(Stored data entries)
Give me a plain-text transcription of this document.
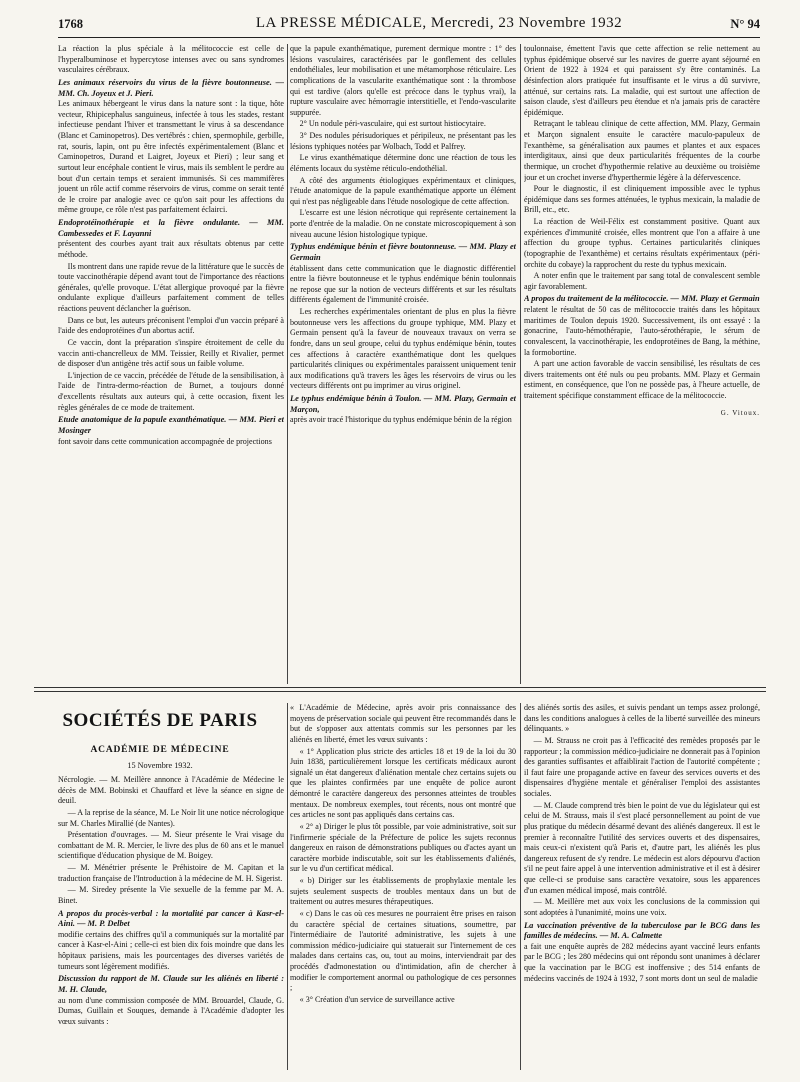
1768	LA PRESSE MÉDICALE, Mercredi, 23 Novembre 1932	N° 94

La réaction la plus spéciale à la mélitococcie est celle de l'hyperalbuminose et hypercytose intenses avec ou sans syndromes vasculaires cérébraux.

Les animaux réservoirs du virus de la fièvre boutonneuse. — MM. Ch. Joyeux et J. Pieri.

Les animaux hébergeant le virus dans la nature sont : la tique, hôte vecteur, Rhipicephalus sanguineus, infectée à tous les stades, restant infectieuse pendant l'hiver et transmettant le virus à sa descendance (Blanc et Caminopetros). Des vertébrés : chien, spermophile, gerbille, rat, souris, lapin, ont pu être infectés expérimentalement (Blanc et Caminopetros, Durand et Laigret, Joyeux et Pieri) ; leur sang et surtout leur encéphale contient le virus, mais ils semblent le perdre au bout d'un certain temps et seraient immunisés. Si ces mammifères jouent un rôle actif comme réservoirs de virus, comme on serait tenté de le croire par analogie avec ce qu'on sait pour les affections du même groupe, ce rôle n'est pas parfaitement éclairci.

Endoprotéinothérapie et la fièvre ondulante. — MM. Cambessedes et F. Layanni

présentent des courbes ayant trait aux résultats obtenus par cette méthode.

Ils montrent dans une rapide revue de la littérature que le succès de toute vaccinothérapie dépend avant tout de l'importance des réactions générales, qu'elle provoque. L'état allergique provoqué par la fièvre ondulante explique d'ailleurs parfaitement comment de telles réactions peuvent déclancher la guérison.

Dans ce but, les auteurs préconisent l'emploi d'un vaccin préparé à l'aide des endoprotéines d'un abortus actif.

Ce vaccin, dont la préparation s'inspire étroitement de celle du vaccin anti-chancrelleux de MM. Teissier, Reilly et Rivalier, permet de disposer d'un antigène très actif sous un faible volume.

L'injection de ce vaccin, précédée de l'étude de la sensibilisation, à l'aide de l'intra-dermo-réaction de Burnet, a toujours donné d'excellents résultats aux auteurs qui, à cette occasion, fixent les règles générales de ce mode de traitement.

Etude anatomique de la papule exanthématique. — MM. Pieri et Mosinger

font savoir dans cette communication accompagnée de projections

que la papule exanthématique, purement dermique montre : 1° des lésions vasculaires, caractérisées par le gonflement des cellules endothéliales, leur mobilisation et une métamorphose réticulaire. Les complications de la vascularite exanthématique sont : la thrombose qui est tardive (alors qu'elle est précoce dans le typhus vrai), la rupture vasculaire avec hémorragie interstitielle, et l'endo-vascularite suppurée.

2° Un nodule péri-vasculaire, qui est surtout histiocytaire.

3° Des nodules périsudoriques et péripileux, ne présentant pas les lésions typhiques notées par Wolbach, Todd et Palfrey.

Le virus exanthématique détermine donc une réaction de tous les éléments locaux du système réticulo-endothélial.

A côté des arguments étiologiques expérimentaux et cliniques, l'étude anatomique de la papule exanthématique apporte un élément qui n'est pas négligeable dans l'étude nosologique de cette affection.

L'escarre est une lésion nécrotique qui représente certainement la porte d'entrée de la maladie. On ne constate microscopiquement à son niveau aucune lésion histologique typique.

Typhus endémique bénin et fièvre boutonneuse. — MM. Plazy et Germain

établissent dans cette communication que le diagnostic différentiel entre la fièvre boutonneuse et le typhus endémique bénin toulonnais ne repose que sur la notion de vecteurs différents et sur les résultats différents également de l'immunité croisée.

Les recherches expérimentales orientant de plus en plus la fièvre boutonneuse vers les affections du groupe typhique, MM. Plazy et Germain pensent qu'à la faveur de nouveaux travaux on verra se fondre, dans un seul groupe, celui du typhus endémique bénin, toutes ces affections à caractère exanthématique dont les quelques particularités cliniques ou expérimentales paraissent uniquement tenir aux modifications qu'à travers les âges les réservoirs de virus ou les vecteurs différents ont pu imprimer au virus originel.

Le typhus endémique bénin à Toulon. — MM. Plazy, Germain et Marçon,

après avoir tracé l'historique du typhus endémique bénin de la région

toulonnaise, émettent l'avis que cette affection se relie nettement au typhus épidémique observé sur les navires de guerre ayant séjourné en Orient de 1922 à 1924 et qui paraissent s'y être contaminés. La désinfection alors pratiquée fut insuffisante et le virus a dû survivre, atténué, sur certains rats. La maladie, qui est surtout une affection de saison claude, s'est d'ailleurs peu étendue et n'a jamais pris de caractère épidémique.

Retraçant le tableau clinique de cette affection, MM. Plazy, Germain et Marçon signalent ensuite le caractère maculo-papuleux de l'exanthème, sa généralisation aux paumes et plantes et aux espaces interdigitaux, ainsi que deux particularités fréquentes de la courbe thermique, un crochet d'hypothermie relative au deuxième ou troisième jour et un crochet inverse d'hyperthermie légère à la défervescence.

Pour le diagnostic, il est cliniquement impossible avec le typhus épidémique dans ses formes atténuées, le typhus mexicain, la maladie de Brill, etc., etc.

La réaction de Weil-Félix est constamment positive. Quant aux expériences d'immunité croisée, elles montrent que l'on a affaire à une affection du groupe typhus. Certaines particularités cliniques (topographie de l'exanthème) et certains résultats expérimentaux (péri-orchite du cobaye) la rapprochent du reste du typhus mexicain.

A noter enfin que le traitement par sang total de convalescent semble agir favorablement.

A propos du traitement de la mélitococcie. — MM. Plazy et Germain

relatent le résultat de 50 cas de mélitococcie traités dans les hôpitaux maritimes de Toulon depuis 1920. Successivement, ils ont essayé : la gonacrine, l'auto-hémothérapie, l'auto-sérothérapie, le sérum de convalescent, la vaccinothérapie, les endoprotéines de Bang, la méthine, la formobortine.

A part une action favorable de vaccin sensibilisé, les résultats de ces divers traitements ont été nuls ou peu probants. MM. Plazy et Germain estiment, en conséquence, que l'on ne possède pas, à l'heure actuelle, de traitement spécifique constamment efficace de la mélitococcie.

G. Vitoux.
SOCIÉTÉS DE PARIS
ACADÉMIE DE MÉDECINE
15 Novembre 1932.

Nécrologie. — M. Meillère annonce à l'Académie de Médecine le décès de MM. Bobinski et Chauffard et lève la séance en signe de deuil.

— A la reprise de la séance, M. Le Noir lit une notice nécrologique sur M. Charles Mirallié (de Nantes).

Présentation d'ouvrages. — M. Sieur présente le Vrai visage du combattant de M. R. Mercier, le livre des plus de 60 ans et le manuel scientifique d'éducation physique de M. Boigey.

— M. Ménétrier présente le Préhistoire de M. Capitan et la traduction française de l'Introduction à la médecine de M. H. Sigerist.

— M. Siredey présente la Vie sexuelle de la femme par M. A. Binet.

A propos du procès-verbal : la mortalité par cancer à Kasr-el-Aini. — M. P. Delbet

modifie certains des chiffres qu'il a communiqués sur la mortalité par cancer à Kasr-el-Aini ; celle-ci est bien dix fois moindre que dans les hôpitaux parisiens, mais les pourcentages des diverses variétés de tumeurs sont légèrement modifiés.

Discussion du rapport de M. Claude sur les aliénés en liberté : M. H. Claude,

au nom d'une commission composée de MM. Brouardel, Claude, G. Dumas, Guillain et Souques, demande à l'Académie d'adopter les vœux suivants :

« L'Académie de Médecine, après avoir pris connaissance des moyens de préservation sociale qui peuvent être recommandés dans le but de s'opposer aux attentats commis sur les personnes par les aliénés en liberté, émet les vœux suivants :

« 1° Application plus stricte des articles 18 et 19 de la loi du 30 Juin 1838, particulièrement lorsque les certificats médicaux auront signalé un état dangereux d'aliénation mentale chez certains sujets ou que les plaintes confirmées par une enquête de police auront démontré le caractère dangereux des personnes atteintes de troubles mentaux. De nombreux exemples, tout récents, nous ont montré que ces articles ne sont pas appliqués dans certains cas.

« 2° a) Diriger le plus tôt possible, par voie administrative, soit sur l'infirmerie spéciale de la Préfecture de police les sujets reconnus dangereux en raison de démonstrations publiques ou d'actes ayant un caractère morbide indiscutable, soit sur les établissements d'aliénés, sur le vu d'un certificat médical.

« b) Diriger sur les établissements de prophylaxie mentale les sujets seulement suspects de troubles mentaux dans un but de traitement ou autres mesures thérapeutiques.

« c) Dans le cas où ces mesures ne pourraient être prises en raison du caractère spécial de certaines situations, soumettre, par l'intermédiaire de l'autorité administrative, les sujets à une commission médico-judiciaire qui statuerait sur l'internement de ces malades dans certains cas, ou, tout au moins, interviendrait par des procédés d'admonestation ou d'intimidation, afin de chercher à modifier le comportement anormal ou pathologique de ces personnes ;

« 3° Création d'un service de surveillance active

des aliénés sortis des asiles, et suivis pendant un temps assez prolongé, dans les conditions analogues à celles de la liberté surveillée des mineurs délinquants. »

— M. Strauss ne croit pas à l'efficacité des remèdes proposés par le rapporteur ; la commission médico-judiciaire ne donnerait pas à l'opinion des garanties suffisantes et affaiblirait l'action de l'autorité compétente ; il faut faire une propagande active en faveur des services ouverts et des dispensaires d'hygiène mentale et généraliser l'emploi des assistantes sociales.

— M. Claude comprend très bien le point de vue du législateur qui est celui de M. Strauss, mais il s'est placé personnellement au point de vue plus pratique du médecin désarmé devant des aliénés dangereux. Il est le premier à reconnaître l'utilité des services ouverts et des dispensaires, mais ceux-ci n'existent qu'à Paris et, d'autre part, les aliénés les plus dangereux refusent de s'y rendre. Le médecin est alors dépourvu d'action s'il ne peut faire appel à une intervention administrative et il est à désirer que celle-ci se produise sans caractère vexatoire, sous les apparences d'un examen médical imposé, mais contrôlé.

— M. Meillère met aux voix les conclusions de la commission qui sont adoptées à l'unanimité, moins une voix.

La vaccination préventive de la tuberculose par le BCG dans les familles de médecins. — M. A. Calmette

a fait une enquête auprès de 282 médecins ayant vacciné leurs enfants par le BCG ; les 280 médecins qui ont répondu sont unanimes à déclarer que la vaccination par le BCG est inoffensive ; des 514 enfants de médecins vaccinés de 1924 à 1932, 7 sont morts dont un seul de maladie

_WHAT IS EXPECTED_
Only lines that contain the string "différents" count; pick each one out of the records and copy it.

_ANSWER SPACE_
établissent dans cette communication que le diagnostic différentiel entre la fièvre boutonneuse et le typhus endémique bénin toulonnais ne repose que sur la notion de vecteurs différents et sur les résultats différents également de l'immunité croisée.
Les recherches expérimentales orientant de plus en plus la fièvre boutonneuse vers les affections du groupe typhique, MM. Plazy et Germain pensent qu'à la faveur de nouveaux travaux on verra se fondre, dans un seul groupe, celui du typhus endémique bénin, toutes ces affections à caractère exanthématique dont les quelques particularités cliniques ou expérimentales paraissent uniquement tenir aux modifications qu'à travers les âges les réservoirs de virus ou les vecteurs différents ont pu imprimer au virus originel.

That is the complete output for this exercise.